▸ **DIRECTION**
Can you write out the whole listing exactly?

▸ **DATASET ENTRIES**
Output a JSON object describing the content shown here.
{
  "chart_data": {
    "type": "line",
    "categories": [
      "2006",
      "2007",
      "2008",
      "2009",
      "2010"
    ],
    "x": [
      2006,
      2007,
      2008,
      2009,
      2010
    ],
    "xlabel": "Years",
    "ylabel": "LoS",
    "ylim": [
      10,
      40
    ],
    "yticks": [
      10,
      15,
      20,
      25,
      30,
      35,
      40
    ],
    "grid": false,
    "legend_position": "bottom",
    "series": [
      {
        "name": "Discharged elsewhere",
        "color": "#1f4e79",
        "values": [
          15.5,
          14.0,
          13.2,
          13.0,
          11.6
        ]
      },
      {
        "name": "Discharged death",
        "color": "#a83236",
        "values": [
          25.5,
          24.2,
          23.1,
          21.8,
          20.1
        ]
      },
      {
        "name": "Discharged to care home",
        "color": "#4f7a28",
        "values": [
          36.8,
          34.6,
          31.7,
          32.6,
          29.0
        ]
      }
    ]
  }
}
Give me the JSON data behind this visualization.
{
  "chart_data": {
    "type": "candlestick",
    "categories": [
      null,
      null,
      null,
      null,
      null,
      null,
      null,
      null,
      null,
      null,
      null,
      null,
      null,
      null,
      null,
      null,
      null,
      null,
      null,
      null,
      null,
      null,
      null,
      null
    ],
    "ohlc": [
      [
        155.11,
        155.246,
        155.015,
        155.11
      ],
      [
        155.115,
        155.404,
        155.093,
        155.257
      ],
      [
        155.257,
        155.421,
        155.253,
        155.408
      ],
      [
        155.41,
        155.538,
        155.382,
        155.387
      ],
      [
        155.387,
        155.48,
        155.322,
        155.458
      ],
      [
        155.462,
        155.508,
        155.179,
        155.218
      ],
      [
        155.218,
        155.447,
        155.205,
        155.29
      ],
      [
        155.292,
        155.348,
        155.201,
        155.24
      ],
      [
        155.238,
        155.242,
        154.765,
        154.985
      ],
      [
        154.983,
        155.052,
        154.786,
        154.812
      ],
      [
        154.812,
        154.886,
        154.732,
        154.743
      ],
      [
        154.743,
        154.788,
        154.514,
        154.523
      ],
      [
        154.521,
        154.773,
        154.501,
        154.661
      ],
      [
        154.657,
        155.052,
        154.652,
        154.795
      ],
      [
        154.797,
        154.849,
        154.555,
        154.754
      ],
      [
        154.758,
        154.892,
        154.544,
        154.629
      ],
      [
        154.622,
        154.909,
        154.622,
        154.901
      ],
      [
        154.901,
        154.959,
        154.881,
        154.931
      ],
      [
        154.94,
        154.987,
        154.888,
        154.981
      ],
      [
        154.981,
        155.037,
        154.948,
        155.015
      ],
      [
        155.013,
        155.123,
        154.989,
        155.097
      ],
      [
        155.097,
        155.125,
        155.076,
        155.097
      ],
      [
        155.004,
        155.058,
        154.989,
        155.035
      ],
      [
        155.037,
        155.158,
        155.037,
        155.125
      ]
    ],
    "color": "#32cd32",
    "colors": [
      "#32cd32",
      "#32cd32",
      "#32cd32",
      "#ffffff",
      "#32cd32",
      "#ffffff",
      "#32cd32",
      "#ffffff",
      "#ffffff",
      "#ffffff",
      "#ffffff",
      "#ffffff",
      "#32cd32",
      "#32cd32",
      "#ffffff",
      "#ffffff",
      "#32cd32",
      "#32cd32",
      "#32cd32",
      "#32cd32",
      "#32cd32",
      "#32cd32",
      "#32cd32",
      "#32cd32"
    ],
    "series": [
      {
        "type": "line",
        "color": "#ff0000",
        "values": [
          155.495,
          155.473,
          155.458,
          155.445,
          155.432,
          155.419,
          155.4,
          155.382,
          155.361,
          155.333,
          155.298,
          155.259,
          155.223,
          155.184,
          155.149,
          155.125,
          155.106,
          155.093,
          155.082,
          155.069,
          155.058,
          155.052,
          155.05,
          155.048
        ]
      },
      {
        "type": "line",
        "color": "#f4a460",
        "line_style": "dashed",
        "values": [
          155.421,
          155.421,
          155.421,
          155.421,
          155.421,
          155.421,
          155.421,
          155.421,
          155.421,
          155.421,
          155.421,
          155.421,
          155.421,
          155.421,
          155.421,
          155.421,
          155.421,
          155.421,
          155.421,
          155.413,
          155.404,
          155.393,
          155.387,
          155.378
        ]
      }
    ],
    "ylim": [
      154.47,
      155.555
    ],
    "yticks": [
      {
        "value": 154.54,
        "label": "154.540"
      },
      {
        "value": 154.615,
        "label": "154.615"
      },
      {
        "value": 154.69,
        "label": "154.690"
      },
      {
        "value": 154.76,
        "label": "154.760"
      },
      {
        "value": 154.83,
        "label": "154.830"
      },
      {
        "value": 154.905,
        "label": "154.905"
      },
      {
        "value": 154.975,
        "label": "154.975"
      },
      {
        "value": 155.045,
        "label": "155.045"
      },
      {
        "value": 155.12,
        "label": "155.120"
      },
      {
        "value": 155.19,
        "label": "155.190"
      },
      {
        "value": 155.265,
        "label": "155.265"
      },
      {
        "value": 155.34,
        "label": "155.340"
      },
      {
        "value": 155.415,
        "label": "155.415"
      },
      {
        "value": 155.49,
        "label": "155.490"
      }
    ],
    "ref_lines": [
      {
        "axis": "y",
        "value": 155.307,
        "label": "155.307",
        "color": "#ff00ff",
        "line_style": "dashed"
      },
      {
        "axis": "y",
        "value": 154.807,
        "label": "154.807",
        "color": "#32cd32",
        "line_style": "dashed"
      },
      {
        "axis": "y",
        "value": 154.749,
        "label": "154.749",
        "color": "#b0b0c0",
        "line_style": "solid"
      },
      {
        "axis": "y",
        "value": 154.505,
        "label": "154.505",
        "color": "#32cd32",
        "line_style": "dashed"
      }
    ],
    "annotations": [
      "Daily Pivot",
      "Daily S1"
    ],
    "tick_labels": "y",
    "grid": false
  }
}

▸ **ANSWER**
Output a JSON object describing the content shown here.
{
  "chart_data": {
    "type": "line",
    "categories": [
      "2006",
      "2007",
      "2008",
      "2009",
      "2010"
    ],
    "x": [
      2006,
      2007,
      2008,
      2009,
      2010
    ],
    "xlabel": "Years",
    "ylabel": "LoS",
    "ylim": [
      10,
      40
    ],
    "yticks": [
      10,
      15,
      20,
      25,
      30,
      35,
      40
    ],
    "grid": false,
    "legend_position": "bottom",
    "series": [
      {
        "name": "Discharged elsewhere",
        "color": "#1f4e79",
        "values": [
          15.5,
          14.0,
          13.2,
          13.0,
          11.6
        ]
      },
      {
        "name": "Discharged death",
        "color": "#a83236",
        "values": [
          25.5,
          24.2,
          23.1,
          21.8,
          20.1
        ]
      },
      {
        "name": "Discharged to care home",
        "color": "#4f7a28",
        "values": [
          36.8,
          34.6,
          31.7,
          32.6,
          29.0
        ]
      }
    ]
  }
}
Give me the JSON data behind this visualization.
{
  "chart_data": {
    "type": "candlestick",
    "categories": [
      null,
      null,
      null,
      null,
      null,
      null,
      null,
      null,
      null,
      null,
      null,
      null,
      null,
      null,
      null,
      null,
      null,
      null,
      null,
      null,
      null,
      null,
      null,
      null
    ],
    "ohlc": [
      [
        155.11,
        155.246,
        155.015,
        155.11
      ],
      [
        155.115,
        155.404,
        155.093,
        155.257
      ],
      [
        155.257,
        155.421,
        155.253,
        155.408
      ],
      [
        155.41,
        155.538,
        155.382,
        155.387
      ],
      [
        155.387,
        155.48,
        155.322,
        155.458
      ],
      [
        155.462,
        155.508,
        155.179,
        155.218
      ],
      [
        155.218,
        155.447,
        155.205,
        155.29
      ],
      [
        155.292,
        155.348,
        155.201,
        155.24
      ],
      [
        155.238,
        155.242,
        154.765,
        154.985
      ],
      [
        154.983,
        155.052,
        154.786,
        154.812
      ],
      [
        154.812,
        154.886,
        154.732,
        154.743
      ],
      [
        154.743,
        154.788,
        154.514,
        154.523
      ],
      [
        154.521,
        154.773,
        154.501,
        154.661
      ],
      [
        154.657,
        155.052,
        154.652,
        154.795
      ],
      [
        154.797,
        154.849,
        154.555,
        154.754
      ],
      [
        154.758,
        154.892,
        154.544,
        154.629
      ],
      [
        154.622,
        154.909,
        154.622,
        154.901
      ],
      [
        154.901,
        154.959,
        154.881,
        154.931
      ],
      [
        154.94,
        154.987,
        154.888,
        154.981
      ],
      [
        154.981,
        155.037,
        154.948,
        155.015
      ],
      [
        155.013,
        155.123,
        154.989,
        155.097
      ],
      [
        155.097,
        155.125,
        155.076,
        155.097
      ],
      [
        155.004,
        155.058,
        154.989,
        155.035
      ],
      [
        155.037,
        155.158,
        155.037,
        155.125
      ]
    ],
    "color": "#32cd32",
    "colors": [
      "#32cd32",
      "#32cd32",
      "#32cd32",
      "#ffffff",
      "#32cd32",
      "#ffffff",
      "#32cd32",
      "#ffffff",
      "#ffffff",
      "#ffffff",
      "#ffffff",
      "#ffffff",
      "#32cd32",
      "#32cd32",
      "#ffffff",
      "#ffffff",
      "#32cd32",
      "#32cd32",
      "#32cd32",
      "#32cd32",
      "#32cd32",
      "#32cd32",
      "#32cd32",
      "#32cd32"
    ],
    "series": [
      {
        "type": "line",
        "color": "#ff0000",
        "values": [
          155.495,
          155.473,
          155.458,
          155.445,
          155.432,
          155.419,
          155.4,
          155.382,
          155.361,
          155.333,
          155.298,
          155.259,
          155.223,
          155.184,
          155.149,
          155.125,
          155.106,
          155.093,
          155.082,
          155.069,
          155.058,
          155.052,
          155.05,
          155.048
        ]
      },
      {
        "type": "line",
        "color": "#f4a460",
        "line_style": "dashed",
        "values": [
          155.421,
          155.421,
          155.421,
          155.421,
          155.421,
          155.421,
          155.421,
          155.421,
          155.421,
          155.421,
          155.421,
          155.421,
          155.421,
          155.421,
          155.421,
          155.421,
          155.421,
          155.421,
          155.421,
          155.413,
          155.404,
          155.393,
          155.387,
          155.378
        ]
      }
    ],
    "ylim": [
      154.47,
      155.555
    ],
    "yticks": [
      {
        "value": 154.54,
        "label": "154.540"
      },
      {
        "value": 154.615,
        "label": "154.615"
      },
      {
        "value": 154.69,
        "label": "154.690"
      },
      {
        "value": 154.76,
        "label": "154.760"
      },
      {
        "value": 154.83,
        "label": "154.830"
      },
      {
        "value": 154.905,
        "label": "154.905"
      },
      {
        "value": 154.975,
        "label": "154.975"
      },
      {
        "value": 155.045,
        "label": "155.045"
      },
      {
        "value": 155.12,
        "label": "155.120"
      },
      {
        "value": 155.19,
        "label": "155.190"
      },
      {
        "value": 155.265,
        "label": "155.265"
      },
      {
        "value": 155.34,
        "label": "155.340"
      },
      {
        "value": 155.415,
        "label": "155.415"
      },
      {
        "value": 155.49,
        "label": "155.490"
      }
    ],
    "ref_lines": [
      {
        "axis": "y",
        "value": 155.307,
        "label": "155.307",
        "color": "#ff00ff",
        "line_style": "dashed"
      },
      {
        "axis": "y",
        "value": 154.807,
        "label": "154.807",
        "color": "#32cd32",
        "line_style": "dashed"
      },
      {
        "axis": "y",
        "value": 154.749,
        "label": "154.749",
        "color": "#b0b0c0",
        "line_style": "solid"
      },
      {
        "axis": "y",
        "value": 154.505,
        "label": "154.505",
        "color": "#32cd32",
        "line_style": "dashed"
      }
    ],
    "annotations": [
      "Daily Pivot",
      "Daily S1"
    ],
    "tick_labels": "y",
    "grid": false
  }
}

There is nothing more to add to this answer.